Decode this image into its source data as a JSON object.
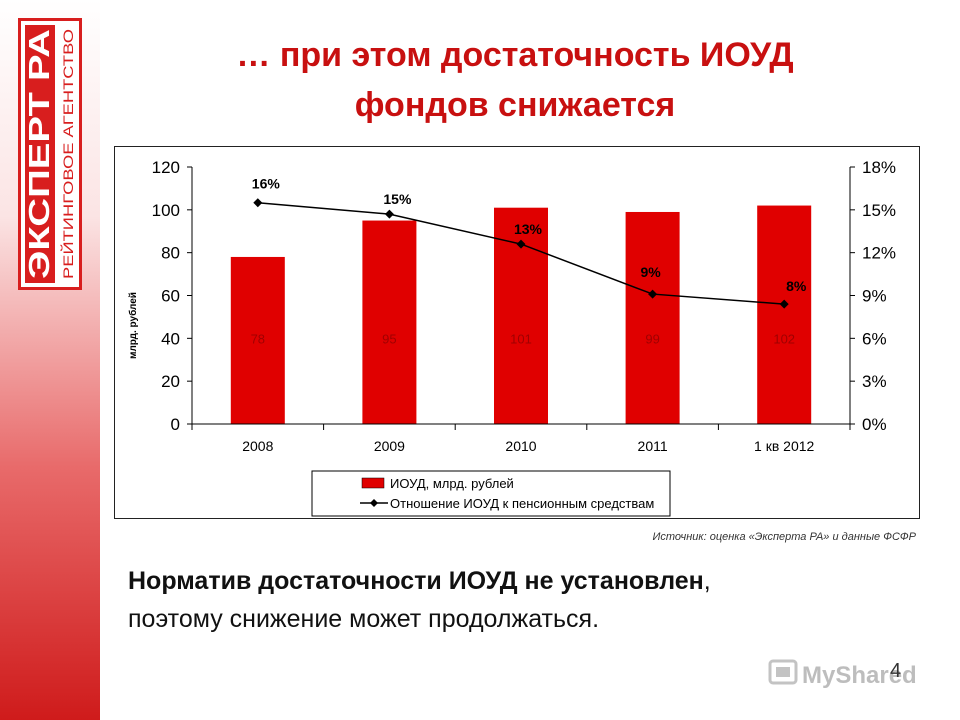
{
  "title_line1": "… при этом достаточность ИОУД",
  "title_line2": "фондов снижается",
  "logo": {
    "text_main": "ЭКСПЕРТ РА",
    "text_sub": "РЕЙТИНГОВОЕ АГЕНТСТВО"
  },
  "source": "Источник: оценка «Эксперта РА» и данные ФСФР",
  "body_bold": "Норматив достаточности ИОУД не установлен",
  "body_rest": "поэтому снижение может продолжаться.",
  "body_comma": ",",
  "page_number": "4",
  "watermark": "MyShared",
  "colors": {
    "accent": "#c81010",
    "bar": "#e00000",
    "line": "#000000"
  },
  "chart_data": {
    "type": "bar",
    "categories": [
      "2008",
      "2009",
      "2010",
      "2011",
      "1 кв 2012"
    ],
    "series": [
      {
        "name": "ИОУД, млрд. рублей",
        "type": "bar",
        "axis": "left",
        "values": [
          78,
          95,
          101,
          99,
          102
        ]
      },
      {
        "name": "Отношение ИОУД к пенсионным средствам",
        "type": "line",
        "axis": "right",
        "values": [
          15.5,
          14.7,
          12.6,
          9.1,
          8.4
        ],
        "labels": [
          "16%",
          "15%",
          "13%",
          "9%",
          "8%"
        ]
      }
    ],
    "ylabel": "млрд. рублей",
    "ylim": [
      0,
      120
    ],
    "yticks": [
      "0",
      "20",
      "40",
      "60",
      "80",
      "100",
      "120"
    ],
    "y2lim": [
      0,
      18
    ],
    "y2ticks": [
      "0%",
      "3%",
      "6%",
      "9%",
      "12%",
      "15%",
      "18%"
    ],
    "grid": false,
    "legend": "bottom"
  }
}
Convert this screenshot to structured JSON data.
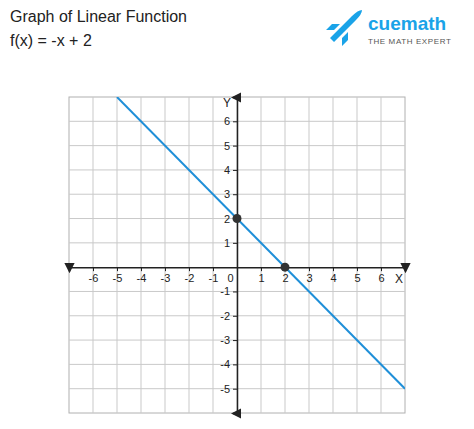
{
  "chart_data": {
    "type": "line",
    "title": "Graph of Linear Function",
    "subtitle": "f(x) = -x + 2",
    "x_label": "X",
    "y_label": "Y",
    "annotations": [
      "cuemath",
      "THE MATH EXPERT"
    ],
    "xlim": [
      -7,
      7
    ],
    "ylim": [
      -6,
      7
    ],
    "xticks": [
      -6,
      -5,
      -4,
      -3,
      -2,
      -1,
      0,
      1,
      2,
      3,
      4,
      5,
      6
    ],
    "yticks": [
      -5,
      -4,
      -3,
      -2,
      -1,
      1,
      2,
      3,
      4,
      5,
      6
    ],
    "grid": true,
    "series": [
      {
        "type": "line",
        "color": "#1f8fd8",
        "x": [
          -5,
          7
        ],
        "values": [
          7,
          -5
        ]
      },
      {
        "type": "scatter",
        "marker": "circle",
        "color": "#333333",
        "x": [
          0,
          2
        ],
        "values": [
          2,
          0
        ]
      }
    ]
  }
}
◇ ◇ ◇ ◇ ◇
* **Required work**:
Check each line of the records above for the word "JSON", then give the number of lines that have it, with no other words.

* **Answer to the problem**:
2